Data entries
════════════════════

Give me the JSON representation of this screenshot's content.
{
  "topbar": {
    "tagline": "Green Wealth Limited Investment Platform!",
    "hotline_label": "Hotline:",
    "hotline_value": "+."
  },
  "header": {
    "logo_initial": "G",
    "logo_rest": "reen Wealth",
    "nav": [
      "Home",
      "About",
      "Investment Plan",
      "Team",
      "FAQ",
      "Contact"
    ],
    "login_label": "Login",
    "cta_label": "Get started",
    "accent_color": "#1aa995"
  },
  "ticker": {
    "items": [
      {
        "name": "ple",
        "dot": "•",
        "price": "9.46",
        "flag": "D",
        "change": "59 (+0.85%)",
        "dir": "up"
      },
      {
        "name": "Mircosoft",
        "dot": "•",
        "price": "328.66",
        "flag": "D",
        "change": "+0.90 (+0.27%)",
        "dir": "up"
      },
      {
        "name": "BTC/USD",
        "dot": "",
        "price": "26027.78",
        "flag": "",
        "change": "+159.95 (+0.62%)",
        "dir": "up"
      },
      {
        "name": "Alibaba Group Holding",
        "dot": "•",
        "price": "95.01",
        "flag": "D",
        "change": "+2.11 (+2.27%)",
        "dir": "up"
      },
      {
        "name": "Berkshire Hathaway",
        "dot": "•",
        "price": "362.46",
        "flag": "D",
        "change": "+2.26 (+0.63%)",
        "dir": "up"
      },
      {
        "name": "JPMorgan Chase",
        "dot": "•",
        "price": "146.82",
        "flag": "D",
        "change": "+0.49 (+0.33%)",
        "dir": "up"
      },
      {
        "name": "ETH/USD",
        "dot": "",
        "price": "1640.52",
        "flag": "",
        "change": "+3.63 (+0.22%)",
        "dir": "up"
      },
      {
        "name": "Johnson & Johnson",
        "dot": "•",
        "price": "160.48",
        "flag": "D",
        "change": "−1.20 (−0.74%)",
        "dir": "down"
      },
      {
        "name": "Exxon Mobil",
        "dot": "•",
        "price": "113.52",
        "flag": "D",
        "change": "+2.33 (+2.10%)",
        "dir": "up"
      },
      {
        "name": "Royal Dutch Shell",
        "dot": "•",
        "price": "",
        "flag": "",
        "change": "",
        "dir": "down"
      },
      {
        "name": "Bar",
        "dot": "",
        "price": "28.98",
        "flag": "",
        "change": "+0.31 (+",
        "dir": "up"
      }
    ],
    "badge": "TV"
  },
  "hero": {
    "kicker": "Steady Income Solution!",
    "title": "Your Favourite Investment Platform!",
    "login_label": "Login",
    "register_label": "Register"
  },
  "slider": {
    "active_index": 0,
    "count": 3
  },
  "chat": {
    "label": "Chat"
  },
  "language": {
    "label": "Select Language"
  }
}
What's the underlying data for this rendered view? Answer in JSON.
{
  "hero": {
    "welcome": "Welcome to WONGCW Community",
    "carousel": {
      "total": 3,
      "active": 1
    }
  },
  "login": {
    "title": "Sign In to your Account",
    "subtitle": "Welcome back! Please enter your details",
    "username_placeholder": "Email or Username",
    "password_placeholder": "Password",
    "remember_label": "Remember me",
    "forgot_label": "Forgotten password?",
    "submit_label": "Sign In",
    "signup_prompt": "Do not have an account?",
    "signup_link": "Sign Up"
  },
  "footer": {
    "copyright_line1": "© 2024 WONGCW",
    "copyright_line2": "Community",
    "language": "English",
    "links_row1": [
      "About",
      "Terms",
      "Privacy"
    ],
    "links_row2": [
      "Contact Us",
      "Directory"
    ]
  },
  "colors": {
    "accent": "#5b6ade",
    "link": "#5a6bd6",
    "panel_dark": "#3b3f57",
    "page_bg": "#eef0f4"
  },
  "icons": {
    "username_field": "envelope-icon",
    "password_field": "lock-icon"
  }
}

════════════════════

## WHAT TO PRODUCE
Extract each record, keeping it identical to the original.

## ANSWER TO THE EXERCISE
Give me the JSON representation of this screenshot's content.
{
  "topbar": {
    "tagline": "Green Wealth Limited Investment Platform!",
    "hotline_label": "Hotline:",
    "hotline_value": "+."
  },
  "header": {
    "logo_initial": "G",
    "logo_rest": "reen Wealth",
    "nav": [
      "Home",
      "About",
      "Investment Plan",
      "Team",
      "FAQ",
      "Contact"
    ],
    "login_label": "Login",
    "cta_label": "Get started",
    "accent_color": "#1aa995"
  },
  "ticker": {
    "items": [
      {
        "name": "ple",
        "dot": "•",
        "price": "9.46",
        "flag": "D",
        "change": "59 (+0.85%)",
        "dir": "up"
      },
      {
        "name": "Mircosoft",
        "dot": "•",
        "price": "328.66",
        "flag": "D",
        "change": "+0.90 (+0.27%)",
        "dir": "up"
      },
      {
        "name": "BTC/USD",
        "dot": "",
        "price": "26027.78",
        "flag": "",
        "change": "+159.95 (+0.62%)",
        "dir": "up"
      },
      {
        "name": "Alibaba Group Holding",
        "dot": "•",
        "price": "95.01",
        "flag": "D",
        "change": "+2.11 (+2.27%)",
        "dir": "up"
      },
      {
        "name": "Berkshire Hathaway",
        "dot": "•",
        "price": "362.46",
        "flag": "D",
        "change": "+2.26 (+0.63%)",
        "dir": "up"
      },
      {
        "name": "JPMorgan Chase",
        "dot": "•",
        "price": "146.82",
        "flag": "D",
        "change": "+0.49 (+0.33%)",
        "dir": "up"
      },
      {
        "name": "ETH/USD",
        "dot": "",
        "price": "1640.52",
        "flag": "",
        "change": "+3.63 (+0.22%)",
        "dir": "up"
      },
      {
        "name": "Johnson & Johnson",
        "dot": "•",
        "price": "160.48",
        "flag": "D",
        "change": "−1.20 (−0.74%)",
        "dir": "down"
      },
      {
        "name": "Exxon Mobil",
        "dot": "•",
        "price": "113.52",
        "flag": "D",
        "change": "+2.33 (+2.10%)",
        "dir": "up"
      },
      {
        "name": "Royal Dutch Shell",
        "dot": "•",
        "price": "",
        "flag": "",
        "change": "",
        "dir": "down"
      },
      {
        "name": "Bar",
        "dot": "",
        "price": "28.98",
        "flag": "",
        "change": "+0.31 (+",
        "dir": "up"
      }
    ],
    "badge": "TV"
  },
  "hero": {
    "kicker": "Steady Income Solution!",
    "title": "Your Favourite Investment Platform!",
    "login_label": "Login",
    "register_label": "Register"
  },
  "slider": {
    "active_index": 0,
    "count": 3
  },
  "chat": {
    "label": "Chat"
  },
  "language": {
    "label": "Select Language"
  }
}
What's the underlying data for this rendered view? Answer in JSON.
{
  "hero": {
    "welcome": "Welcome to WONGCW Community",
    "carousel": {
      "total": 3,
      "active": 1
    }
  },
  "login": {
    "title": "Sign In to your Account",
    "subtitle": "Welcome back! Please enter your details",
    "username_placeholder": "Email or Username",
    "password_placeholder": "Password",
    "remember_label": "Remember me",
    "forgot_label": "Forgotten password?",
    "submit_label": "Sign In",
    "signup_prompt": "Do not have an account?",
    "signup_link": "Sign Up"
  },
  "footer": {
    "copyright_line1": "© 2024 WONGCW",
    "copyright_line2": "Community",
    "language": "English",
    "links_row1": [
      "About",
      "Terms",
      "Privacy"
    ],
    "links_row2": [
      "Contact Us",
      "Directory"
    ]
  },
  "colors": {
    "accent": "#5b6ade",
    "link": "#5a6bd6",
    "panel_dark": "#3b3f57",
    "page_bg": "#eef0f4"
  },
  "icons": {
    "username_field": "envelope-icon",
    "password_field": "lock-icon"
  }
}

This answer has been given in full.